# Goal of the exercise
Leave out every picture, then transcribe the rest of the listing exactly.

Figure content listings
= = = = = = =

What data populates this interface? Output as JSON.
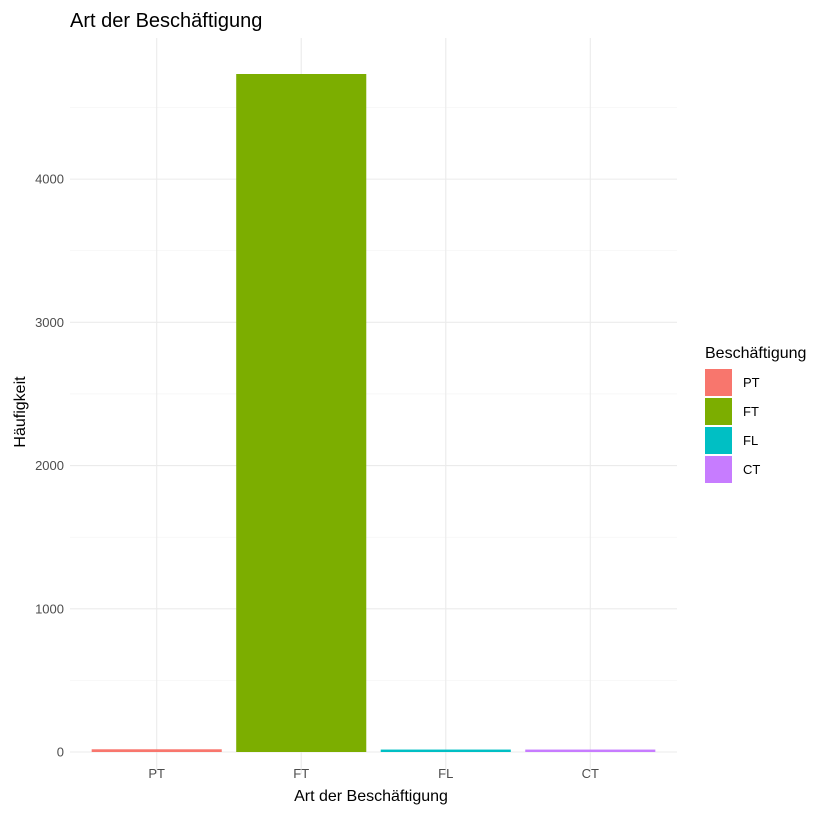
{
  "chart_data": {
    "type": "bar",
    "title": "Art der Beschäftigung",
    "xlabel": "Art der Beschäftigung",
    "ylabel": "Häufigkeit",
    "categories": [
      "PT",
      "FT",
      "FL",
      "CT"
    ],
    "values": [
      19,
      4734,
      17,
      17
    ],
    "colors": [
      "#F8766D",
      "#7CAE00",
      "#00BFC4",
      "#C77CFF"
    ],
    "ylim": [
      0,
      4734
    ],
    "yticks": [
      0,
      1000,
      2000,
      3000,
      4000
    ],
    "grid": true,
    "legend": {
      "title": "Beschäftigung",
      "placement": "right",
      "entries": [
        "PT",
        "FT",
        "FL",
        "CT"
      ]
    }
  }
}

= = = = = = =

# Exercise output
What data populates this interface? Output as JSON.
{
  "chart_data": {
    "type": "bar",
    "title": "Art der Beschäftigung",
    "xlabel": "Art der Beschäftigung",
    "ylabel": "Häufigkeit",
    "categories": [
      "PT",
      "FT",
      "FL",
      "CT"
    ],
    "values": [
      19,
      4734,
      17,
      17
    ],
    "colors": [
      "#F8766D",
      "#7CAE00",
      "#00BFC4",
      "#C77CFF"
    ],
    "ylim": [
      0,
      4734
    ],
    "yticks": [
      0,
      1000,
      2000,
      3000,
      4000
    ],
    "grid": true,
    "legend": {
      "title": "Beschäftigung",
      "placement": "right",
      "entries": [
        "PT",
        "FT",
        "FL",
        "CT"
      ]
    }
  }
}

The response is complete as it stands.